### Requirements
Identify the lines that contain the word "Volume" and copy each one.

### Provided data
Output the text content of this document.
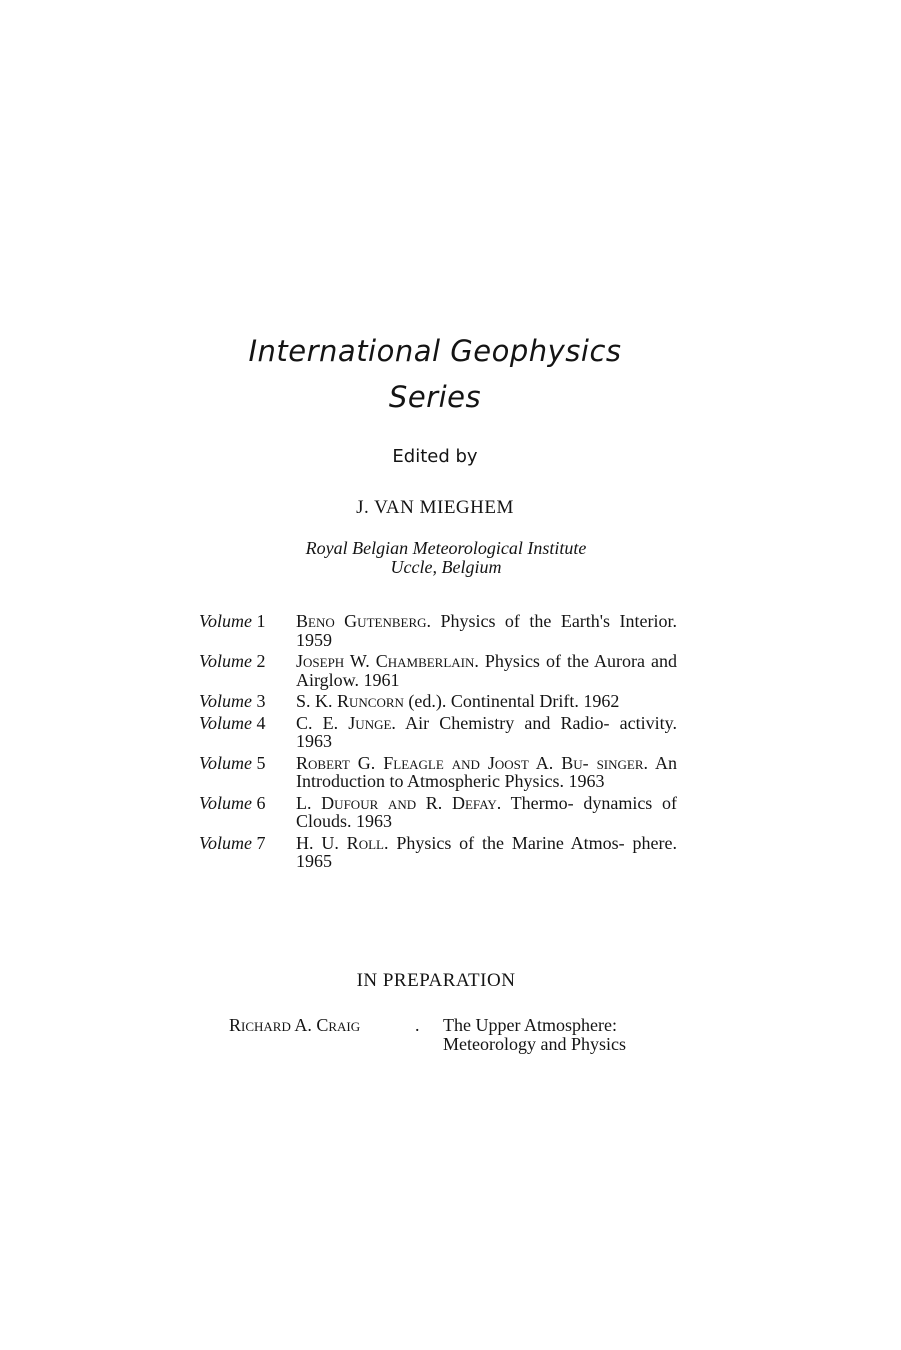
International Geophysics
Series
Edited by
J. VAN MIEGHEM
Royal Belgian Meteorological Institute
Uccle, Belgium
Volume 1	Beno Gutenberg. Physics of the Earth's Interior. 1959
Volume 2	Joseph W. Chamberlain. Physics of the Aurora and Airglow. 1961
Volume 3	S. K. Runcorn (ed.). Continental Drift. 1962
Volume 4	C. E. Junge. Air Chemistry and Radio- activity. 1963
Volume 5	Robert G. Fleagle and Joost A. Bu- singer. An Introduction to Atmospheric Physics. 1963
Volume 6	L. Dufour and R. Defay. Thermo- dynamics of Clouds. 1963
Volume 7	H. U. Roll. Physics of the Marine Atmos- phere. 1965
IN PREPARATION
Richard A. Craig	. The Upper Atmosphere:
Meteorology and Physics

### Output below
Volume 1	Beno Gutenberg. Physics of the Earth's Interior. 1959
Volume 2	Joseph W. Chamberlain. Physics of the Aurora and Airglow. 1961
Volume 3	S. K. Runcorn (ed.). Continental Drift. 1962
Volume 4	C. E. Junge. Air Chemistry and Radio- activity. 1963
Volume 5	Robert G. Fleagle and Joost A. Bu- singer. An Introduction to Atmospheric Physics. 1963
Volume 6	L. Dufour and R. Defay. Thermo- dynamics of Clouds. 1963
Volume 7	H. U. Roll. Physics of the Marine Atmos- phere. 1965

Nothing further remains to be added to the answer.